(Source data)
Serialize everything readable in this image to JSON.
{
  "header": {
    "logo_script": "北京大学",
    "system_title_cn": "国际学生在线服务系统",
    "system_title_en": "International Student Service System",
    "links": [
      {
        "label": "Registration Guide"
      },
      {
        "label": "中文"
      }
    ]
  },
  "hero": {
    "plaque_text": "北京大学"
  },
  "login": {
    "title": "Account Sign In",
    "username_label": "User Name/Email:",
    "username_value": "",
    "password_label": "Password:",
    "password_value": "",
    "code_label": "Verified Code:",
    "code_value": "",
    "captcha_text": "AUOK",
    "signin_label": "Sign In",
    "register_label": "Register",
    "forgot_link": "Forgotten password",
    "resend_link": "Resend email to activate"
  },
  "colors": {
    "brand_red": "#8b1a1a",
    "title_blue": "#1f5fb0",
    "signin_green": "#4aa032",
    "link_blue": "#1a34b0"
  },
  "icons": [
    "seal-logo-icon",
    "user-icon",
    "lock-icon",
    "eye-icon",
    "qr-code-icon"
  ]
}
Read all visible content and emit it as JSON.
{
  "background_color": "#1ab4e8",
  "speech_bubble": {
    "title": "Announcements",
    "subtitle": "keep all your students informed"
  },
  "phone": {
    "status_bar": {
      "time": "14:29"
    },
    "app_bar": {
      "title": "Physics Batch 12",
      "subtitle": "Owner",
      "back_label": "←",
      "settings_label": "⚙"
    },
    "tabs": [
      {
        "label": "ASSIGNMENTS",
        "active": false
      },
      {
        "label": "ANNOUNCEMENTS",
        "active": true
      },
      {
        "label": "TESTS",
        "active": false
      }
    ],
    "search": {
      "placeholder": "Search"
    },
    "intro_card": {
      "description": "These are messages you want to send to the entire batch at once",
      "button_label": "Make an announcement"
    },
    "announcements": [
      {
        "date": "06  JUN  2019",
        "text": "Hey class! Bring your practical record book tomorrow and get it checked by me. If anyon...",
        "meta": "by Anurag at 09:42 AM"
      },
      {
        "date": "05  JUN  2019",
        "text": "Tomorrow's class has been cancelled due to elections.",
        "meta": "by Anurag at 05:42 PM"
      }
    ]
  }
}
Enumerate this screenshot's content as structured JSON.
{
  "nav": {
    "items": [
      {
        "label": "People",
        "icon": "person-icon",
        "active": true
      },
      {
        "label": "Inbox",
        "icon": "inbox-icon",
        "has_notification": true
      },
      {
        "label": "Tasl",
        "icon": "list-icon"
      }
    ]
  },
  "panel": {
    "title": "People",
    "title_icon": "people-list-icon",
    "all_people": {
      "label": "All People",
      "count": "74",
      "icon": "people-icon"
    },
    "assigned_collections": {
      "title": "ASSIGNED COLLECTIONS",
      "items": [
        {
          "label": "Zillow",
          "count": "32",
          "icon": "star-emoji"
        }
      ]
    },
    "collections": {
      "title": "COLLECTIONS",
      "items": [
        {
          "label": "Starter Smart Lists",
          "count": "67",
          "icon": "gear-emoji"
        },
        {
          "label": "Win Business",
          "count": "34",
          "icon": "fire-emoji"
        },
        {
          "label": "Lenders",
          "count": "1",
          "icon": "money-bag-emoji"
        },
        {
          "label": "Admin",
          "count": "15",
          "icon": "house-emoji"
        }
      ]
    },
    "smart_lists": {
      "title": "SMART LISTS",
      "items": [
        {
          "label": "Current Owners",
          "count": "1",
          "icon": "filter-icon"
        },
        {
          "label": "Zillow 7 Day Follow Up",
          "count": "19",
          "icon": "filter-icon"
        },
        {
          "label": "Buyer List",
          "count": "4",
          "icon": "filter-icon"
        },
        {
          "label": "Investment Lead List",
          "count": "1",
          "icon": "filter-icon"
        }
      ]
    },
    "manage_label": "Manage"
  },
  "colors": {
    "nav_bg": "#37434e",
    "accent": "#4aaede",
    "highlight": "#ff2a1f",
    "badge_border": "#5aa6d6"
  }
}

WHAT THE TASK ASKS
Read the data above. Pull out each line in which the string "emoji" appears.

SOLUTION BELOW
          "icon": "star-emoji"
          "icon": "gear-emoji"
          "icon": "fire-emoji"
          "icon": "money-bag-emoji"
          "icon": "house-emoji"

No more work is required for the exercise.